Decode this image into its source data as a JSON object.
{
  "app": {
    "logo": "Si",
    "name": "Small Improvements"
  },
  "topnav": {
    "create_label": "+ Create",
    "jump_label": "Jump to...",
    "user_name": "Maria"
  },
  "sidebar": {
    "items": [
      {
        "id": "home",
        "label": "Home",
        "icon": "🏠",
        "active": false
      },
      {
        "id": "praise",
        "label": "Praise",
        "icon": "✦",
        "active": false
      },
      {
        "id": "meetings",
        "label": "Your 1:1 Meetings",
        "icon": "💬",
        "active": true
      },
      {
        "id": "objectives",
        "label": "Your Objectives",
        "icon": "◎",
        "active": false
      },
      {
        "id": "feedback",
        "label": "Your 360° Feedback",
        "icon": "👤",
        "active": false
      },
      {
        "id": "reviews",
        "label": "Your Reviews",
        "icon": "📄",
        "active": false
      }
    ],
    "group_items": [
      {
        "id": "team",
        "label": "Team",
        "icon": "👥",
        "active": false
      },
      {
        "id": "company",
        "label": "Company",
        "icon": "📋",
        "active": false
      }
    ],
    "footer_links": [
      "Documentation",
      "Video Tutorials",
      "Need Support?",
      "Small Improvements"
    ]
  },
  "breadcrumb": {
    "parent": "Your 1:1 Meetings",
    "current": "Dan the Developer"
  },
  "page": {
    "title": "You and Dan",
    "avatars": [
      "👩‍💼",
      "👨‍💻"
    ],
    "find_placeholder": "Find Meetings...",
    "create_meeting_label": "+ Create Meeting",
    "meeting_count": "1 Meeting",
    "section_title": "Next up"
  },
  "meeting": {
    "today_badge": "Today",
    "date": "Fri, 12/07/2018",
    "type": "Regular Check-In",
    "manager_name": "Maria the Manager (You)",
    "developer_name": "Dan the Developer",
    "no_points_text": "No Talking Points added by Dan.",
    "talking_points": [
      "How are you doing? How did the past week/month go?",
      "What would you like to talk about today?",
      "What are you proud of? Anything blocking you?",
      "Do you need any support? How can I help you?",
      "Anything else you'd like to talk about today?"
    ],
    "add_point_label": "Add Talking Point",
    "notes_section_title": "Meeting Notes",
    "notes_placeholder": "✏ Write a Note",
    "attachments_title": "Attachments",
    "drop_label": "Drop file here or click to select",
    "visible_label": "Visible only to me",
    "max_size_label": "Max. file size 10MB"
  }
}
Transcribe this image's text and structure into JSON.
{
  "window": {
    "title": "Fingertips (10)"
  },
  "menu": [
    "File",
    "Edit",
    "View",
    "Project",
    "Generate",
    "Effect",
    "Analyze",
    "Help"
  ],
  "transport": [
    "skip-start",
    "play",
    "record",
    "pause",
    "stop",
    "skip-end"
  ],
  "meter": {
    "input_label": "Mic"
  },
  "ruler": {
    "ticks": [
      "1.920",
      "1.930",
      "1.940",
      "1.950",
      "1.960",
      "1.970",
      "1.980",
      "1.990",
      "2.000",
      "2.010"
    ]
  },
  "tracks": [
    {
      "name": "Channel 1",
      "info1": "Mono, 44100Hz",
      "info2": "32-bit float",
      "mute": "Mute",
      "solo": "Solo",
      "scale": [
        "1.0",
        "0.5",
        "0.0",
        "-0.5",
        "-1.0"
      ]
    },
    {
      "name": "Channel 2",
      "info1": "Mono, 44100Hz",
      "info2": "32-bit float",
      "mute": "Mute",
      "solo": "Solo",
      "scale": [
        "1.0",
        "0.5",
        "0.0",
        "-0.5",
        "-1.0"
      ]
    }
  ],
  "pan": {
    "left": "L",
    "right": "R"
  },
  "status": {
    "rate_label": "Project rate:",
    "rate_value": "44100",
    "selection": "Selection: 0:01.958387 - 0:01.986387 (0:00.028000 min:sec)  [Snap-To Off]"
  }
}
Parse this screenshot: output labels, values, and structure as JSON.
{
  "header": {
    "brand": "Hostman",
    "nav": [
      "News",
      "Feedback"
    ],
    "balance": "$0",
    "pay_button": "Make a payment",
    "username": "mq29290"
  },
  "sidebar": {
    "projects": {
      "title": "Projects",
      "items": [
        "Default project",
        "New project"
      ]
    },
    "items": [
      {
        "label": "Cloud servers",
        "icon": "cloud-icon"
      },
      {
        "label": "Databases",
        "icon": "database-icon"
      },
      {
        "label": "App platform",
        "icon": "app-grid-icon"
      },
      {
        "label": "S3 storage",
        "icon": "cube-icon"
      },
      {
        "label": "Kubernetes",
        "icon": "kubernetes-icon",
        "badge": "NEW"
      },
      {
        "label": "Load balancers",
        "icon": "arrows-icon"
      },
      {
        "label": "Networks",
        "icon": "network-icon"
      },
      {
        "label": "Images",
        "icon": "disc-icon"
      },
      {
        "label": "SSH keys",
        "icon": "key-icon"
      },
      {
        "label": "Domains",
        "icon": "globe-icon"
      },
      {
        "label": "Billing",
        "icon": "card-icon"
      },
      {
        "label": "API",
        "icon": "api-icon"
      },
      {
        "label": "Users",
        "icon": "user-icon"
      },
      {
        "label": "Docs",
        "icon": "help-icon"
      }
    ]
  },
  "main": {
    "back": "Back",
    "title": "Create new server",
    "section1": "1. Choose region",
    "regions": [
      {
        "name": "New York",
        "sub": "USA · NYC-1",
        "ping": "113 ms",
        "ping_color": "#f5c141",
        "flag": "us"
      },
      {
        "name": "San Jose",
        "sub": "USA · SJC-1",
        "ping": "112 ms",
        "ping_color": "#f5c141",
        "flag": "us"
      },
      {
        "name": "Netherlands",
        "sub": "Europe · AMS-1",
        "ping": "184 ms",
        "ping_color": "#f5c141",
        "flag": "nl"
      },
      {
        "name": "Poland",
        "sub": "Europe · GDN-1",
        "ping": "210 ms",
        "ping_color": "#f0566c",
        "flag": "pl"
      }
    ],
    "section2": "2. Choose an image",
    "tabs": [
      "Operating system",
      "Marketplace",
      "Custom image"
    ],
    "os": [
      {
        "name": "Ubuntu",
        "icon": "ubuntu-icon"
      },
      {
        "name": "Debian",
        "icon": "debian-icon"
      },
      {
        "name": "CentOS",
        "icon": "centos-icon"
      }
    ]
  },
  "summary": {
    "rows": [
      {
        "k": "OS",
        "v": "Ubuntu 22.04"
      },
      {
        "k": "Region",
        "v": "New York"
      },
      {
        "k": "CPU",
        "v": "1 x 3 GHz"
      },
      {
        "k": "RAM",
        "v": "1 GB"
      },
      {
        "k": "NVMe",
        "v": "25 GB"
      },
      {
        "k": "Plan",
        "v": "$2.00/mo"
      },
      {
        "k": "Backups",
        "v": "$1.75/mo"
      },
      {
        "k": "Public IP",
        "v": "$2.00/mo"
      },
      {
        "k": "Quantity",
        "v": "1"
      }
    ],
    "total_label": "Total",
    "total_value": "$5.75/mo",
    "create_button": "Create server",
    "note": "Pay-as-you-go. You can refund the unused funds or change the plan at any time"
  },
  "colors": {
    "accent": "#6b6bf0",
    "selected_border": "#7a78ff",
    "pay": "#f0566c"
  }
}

+++++

-- WHAT YOU WILL DO --
Write out every entry exactly as given.

-- SOLUTION TO THIS PROBLEM --
Decode this image into its source data as a JSON object.
{
  "app": {
    "logo": "Si",
    "name": "Small Improvements"
  },
  "topnav": {
    "create_label": "+ Create",
    "jump_label": "Jump to...",
    "user_name": "Maria"
  },
  "sidebar": {
    "items": [
      {
        "id": "home",
        "label": "Home",
        "icon": "🏠",
        "active": false
      },
      {
        "id": "praise",
        "label": "Praise",
        "icon": "✦",
        "active": false
      },
      {
        "id": "meetings",
        "label": "Your 1:1 Meetings",
        "icon": "💬",
        "active": true
      },
      {
        "id": "objectives",
        "label": "Your Objectives",
        "icon": "◎",
        "active": false
      },
      {
        "id": "feedback",
        "label": "Your 360° Feedback",
        "icon": "👤",
        "active": false
      },
      {
        "id": "reviews",
        "label": "Your Reviews",
        "icon": "📄",
        "active": false
      }
    ],
    "group_items": [
      {
        "id": "team",
        "label": "Team",
        "icon": "👥",
        "active": false
      },
      {
        "id": "company",
        "label": "Company",
        "icon": "📋",
        "active": false
      }
    ],
    "footer_links": [
      "Documentation",
      "Video Tutorials",
      "Need Support?",
      "Small Improvements"
    ]
  },
  "breadcrumb": {
    "parent": "Your 1:1 Meetings",
    "current": "Dan the Developer"
  },
  "page": {
    "title": "You and Dan",
    "avatars": [
      "👩‍💼",
      "👨‍💻"
    ],
    "find_placeholder": "Find Meetings...",
    "create_meeting_label": "+ Create Meeting",
    "meeting_count": "1 Meeting",
    "section_title": "Next up"
  },
  "meeting": {
    "today_badge": "Today",
    "date": "Fri, 12/07/2018",
    "type": "Regular Check-In",
    "manager_name": "Maria the Manager (You)",
    "developer_name": "Dan the Developer",
    "no_points_text": "No Talking Points added by Dan.",
    "talking_points": [
      "How are you doing? How did the past week/month go?",
      "What would you like to talk about today?",
      "What are you proud of? Anything blocking you?",
      "Do you need any support? How can I help you?",
      "Anything else you'd like to talk about today?"
    ],
    "add_point_label": "Add Talking Point",
    "notes_section_title": "Meeting Notes",
    "notes_placeholder": "✏ Write a Note",
    "attachments_title": "Attachments",
    "drop_label": "Drop file here or click to select",
    "visible_label": "Visible only to me",
    "max_size_label": "Max. file size 10MB"
  }
}
Transcribe this image's text and structure into JSON.
{
  "window": {
    "title": "Fingertips (10)"
  },
  "menu": [
    "File",
    "Edit",
    "View",
    "Project",
    "Generate",
    "Effect",
    "Analyze",
    "Help"
  ],
  "transport": [
    "skip-start",
    "play",
    "record",
    "pause",
    "stop",
    "skip-end"
  ],
  "meter": {
    "input_label": "Mic"
  },
  "ruler": {
    "ticks": [
      "1.920",
      "1.930",
      "1.940",
      "1.950",
      "1.960",
      "1.970",
      "1.980",
      "1.990",
      "2.000",
      "2.010"
    ]
  },
  "tracks": [
    {
      "name": "Channel 1",
      "info1": "Mono, 44100Hz",
      "info2": "32-bit float",
      "mute": "Mute",
      "solo": "Solo",
      "scale": [
        "1.0",
        "0.5",
        "0.0",
        "-0.5",
        "-1.0"
      ]
    },
    {
      "name": "Channel 2",
      "info1": "Mono, 44100Hz",
      "info2": "32-bit float",
      "mute": "Mute",
      "solo": "Solo",
      "scale": [
        "1.0",
        "0.5",
        "0.0",
        "-0.5",
        "-1.0"
      ]
    }
  ],
  "pan": {
    "left": "L",
    "right": "R"
  },
  "status": {
    "rate_label": "Project rate:",
    "rate_value": "44100",
    "selection": "Selection: 0:01.958387 - 0:01.986387 (0:00.028000 min:sec)  [Snap-To Off]"
  }
}
Parse this screenshot: output labels, values, and structure as JSON.
{
  "header": {
    "brand": "Hostman",
    "nav": [
      "News",
      "Feedback"
    ],
    "balance": "$0",
    "pay_button": "Make a payment",
    "username": "mq29290"
  },
  "sidebar": {
    "projects": {
      "title": "Projects",
      "items": [
        "Default project",
        "New project"
      ]
    },
    "items": [
      {
        "label": "Cloud servers",
        "icon": "cloud-icon"
      },
      {
        "label": "Databases",
        "icon": "database-icon"
      },
      {
        "label": "App platform",
        "icon": "app-grid-icon"
      },
      {
        "label": "S3 storage",
        "icon": "cube-icon"
      },
      {
        "label": "Kubernetes",
        "icon": "kubernetes-icon",
        "badge": "NEW"
      },
      {
        "label": "Load balancers",
        "icon": "arrows-icon"
      },
      {
        "label": "Networks",
        "icon": "network-icon"
      },
      {
        "label": "Images",
        "icon": "disc-icon"
      },
      {
        "label": "SSH keys",
        "icon": "key-icon"
      },
      {
        "label": "Domains",
        "icon": "globe-icon"
      },
      {
        "label": "Billing",
        "icon": "card-icon"
      },
      {
        "label": "API",
        "icon": "api-icon"
      },
      {
        "label": "Users",
        "icon": "user-icon"
      },
      {
        "label": "Docs",
        "icon": "help-icon"
      }
    ]
  },
  "main": {
    "back": "Back",
    "title": "Create new server",
    "section1": "1. Choose region",
    "regions": [
      {
        "name": "New York",
        "sub": "USA · NYC-1",
        "ping": "113 ms",
        "ping_color": "#f5c141",
        "flag": "us"
      },
      {
        "name": "San Jose",
        "sub": "USA · SJC-1",
        "ping": "112 ms",
        "ping_color": "#f5c141",
        "flag": "us"
      },
      {
        "name": "Netherlands",
        "sub": "Europe · AMS-1",
        "ping": "184 ms",
        "ping_color": "#f5c141",
        "flag": "nl"
      },
      {
        "name": "Poland",
        "sub": "Europe · GDN-1",
        "ping": "210 ms",
        "ping_color": "#f0566c",
        "flag": "pl"
      }
    ],
    "section2": "2. Choose an image",
    "tabs": [
      "Operating system",
      "Marketplace",
      "Custom image"
    ],
    "os": [
      {
        "name": "Ubuntu",
        "icon": "ubuntu-icon"
      },
      {
        "name": "Debian",
        "icon": "debian-icon"
      },
      {
        "name": "CentOS",
        "icon": "centos-icon"
      }
    ]
  },
  "summary": {
    "rows": [
      {
        "k": "OS",
        "v": "Ubuntu 22.04"
      },
      {
        "k": "Region",
        "v": "New York"
      },
      {
        "k": "CPU",
        "v": "1 x 3 GHz"
      },
      {
        "k": "RAM",
        "v": "1 GB"
      },
      {
        "k": "NVMe",
        "v": "25 GB"
      },
      {
        "k": "Plan",
        "v": "$2.00/mo"
      },
      {
        "k": "Backups",
        "v": "$1.75/mo"
      },
      {
        "k": "Public IP",
        "v": "$2.00/mo"
      },
      {
        "k": "Quantity",
        "v": "1"
      }
    ],
    "total_label": "Total",
    "total_value": "$5.75/mo",
    "create_button": "Create server",
    "note": "Pay-as-you-go. You can refund the unused funds or change the plan at any time"
  },
  "colors": {
    "accent": "#6b6bf0",
    "selected_border": "#7a78ff",
    "pay": "#f0566c"
  }
}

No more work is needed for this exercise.